Task requirements
Output every record word for word.

Data for this task
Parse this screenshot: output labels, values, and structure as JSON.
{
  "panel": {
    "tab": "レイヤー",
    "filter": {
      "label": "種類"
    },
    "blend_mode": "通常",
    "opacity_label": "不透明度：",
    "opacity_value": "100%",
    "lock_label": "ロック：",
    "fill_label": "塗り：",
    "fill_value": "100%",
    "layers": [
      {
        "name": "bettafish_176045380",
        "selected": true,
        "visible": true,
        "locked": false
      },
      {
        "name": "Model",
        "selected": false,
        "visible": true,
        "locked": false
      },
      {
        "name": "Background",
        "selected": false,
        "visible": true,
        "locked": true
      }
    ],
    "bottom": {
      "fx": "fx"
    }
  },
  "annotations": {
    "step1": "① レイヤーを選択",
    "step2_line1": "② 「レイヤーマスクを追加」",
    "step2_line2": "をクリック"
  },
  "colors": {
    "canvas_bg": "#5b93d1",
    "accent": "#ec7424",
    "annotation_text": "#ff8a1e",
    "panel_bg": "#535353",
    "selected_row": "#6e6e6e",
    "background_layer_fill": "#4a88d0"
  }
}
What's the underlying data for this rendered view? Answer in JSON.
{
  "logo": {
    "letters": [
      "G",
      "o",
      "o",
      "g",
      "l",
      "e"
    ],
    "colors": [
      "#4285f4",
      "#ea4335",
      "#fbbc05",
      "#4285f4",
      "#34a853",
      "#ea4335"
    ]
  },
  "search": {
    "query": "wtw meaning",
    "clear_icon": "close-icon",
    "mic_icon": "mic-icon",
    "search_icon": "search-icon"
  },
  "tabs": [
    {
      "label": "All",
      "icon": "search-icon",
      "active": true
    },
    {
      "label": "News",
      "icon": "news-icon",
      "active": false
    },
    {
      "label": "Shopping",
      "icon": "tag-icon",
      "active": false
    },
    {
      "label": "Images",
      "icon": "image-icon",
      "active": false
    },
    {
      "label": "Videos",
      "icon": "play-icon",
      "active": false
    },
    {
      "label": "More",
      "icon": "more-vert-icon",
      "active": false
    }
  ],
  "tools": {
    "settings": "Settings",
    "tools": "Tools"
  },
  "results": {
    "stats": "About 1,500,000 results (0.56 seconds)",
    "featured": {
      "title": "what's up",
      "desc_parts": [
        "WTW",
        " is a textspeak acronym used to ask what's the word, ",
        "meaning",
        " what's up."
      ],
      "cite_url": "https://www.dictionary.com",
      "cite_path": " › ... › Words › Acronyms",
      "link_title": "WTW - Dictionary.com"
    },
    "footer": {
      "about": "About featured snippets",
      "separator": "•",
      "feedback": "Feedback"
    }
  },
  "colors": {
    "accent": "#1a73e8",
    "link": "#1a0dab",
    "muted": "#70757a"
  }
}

Finished exercise
Parse this screenshot: output labels, values, and structure as JSON.
{
  "panel": {
    "tab": "レイヤー",
    "filter": {
      "label": "種類"
    },
    "blend_mode": "通常",
    "opacity_label": "不透明度：",
    "opacity_value": "100%",
    "lock_label": "ロック：",
    "fill_label": "塗り：",
    "fill_value": "100%",
    "layers": [
      {
        "name": "bettafish_176045380",
        "selected": true,
        "visible": true,
        "locked": false
      },
      {
        "name": "Model",
        "selected": false,
        "visible": true,
        "locked": false
      },
      {
        "name": "Background",
        "selected": false,
        "visible": true,
        "locked": true
      }
    ],
    "bottom": {
      "fx": "fx"
    }
  },
  "annotations": {
    "step1": "① レイヤーを選択",
    "step2_line1": "② 「レイヤーマスクを追加」",
    "step2_line2": "をクリック"
  },
  "colors": {
    "canvas_bg": "#5b93d1",
    "accent": "#ec7424",
    "annotation_text": "#ff8a1e",
    "panel_bg": "#535353",
    "selected_row": "#6e6e6e",
    "background_layer_fill": "#4a88d0"
  }
}
What's the underlying data for this rendered view? Answer in JSON.
{
  "logo": {
    "letters": [
      "G",
      "o",
      "o",
      "g",
      "l",
      "e"
    ],
    "colors": [
      "#4285f4",
      "#ea4335",
      "#fbbc05",
      "#4285f4",
      "#34a853",
      "#ea4335"
    ]
  },
  "search": {
    "query": "wtw meaning",
    "clear_icon": "close-icon",
    "mic_icon": "mic-icon",
    "search_icon": "search-icon"
  },
  "tabs": [
    {
      "label": "All",
      "icon": "search-icon",
      "active": true
    },
    {
      "label": "News",
      "icon": "news-icon",
      "active": false
    },
    {
      "label": "Shopping",
      "icon": "tag-icon",
      "active": false
    },
    {
      "label": "Images",
      "icon": "image-icon",
      "active": false
    },
    {
      "label": "Videos",
      "icon": "play-icon",
      "active": false
    },
    {
      "label": "More",
      "icon": "more-vert-icon",
      "active": false
    }
  ],
  "tools": {
    "settings": "Settings",
    "tools": "Tools"
  },
  "results": {
    "stats": "About 1,500,000 results (0.56 seconds)",
    "featured": {
      "title": "what's up",
      "desc_parts": [
        "WTW",
        " is a textspeak acronym used to ask what's the word, ",
        "meaning",
        " what's up."
      ],
      "cite_url": "https://www.dictionary.com",
      "cite_path": " › ... › Words › Acronyms",
      "link_title": "WTW - Dictionary.com"
    },
    "footer": {
      "about": "About featured snippets",
      "separator": "•",
      "feedback": "Feedback"
    }
  },
  "colors": {
    "accent": "#1a73e8",
    "link": "#1a0dab",
    "muted": "#70757a"
  }
}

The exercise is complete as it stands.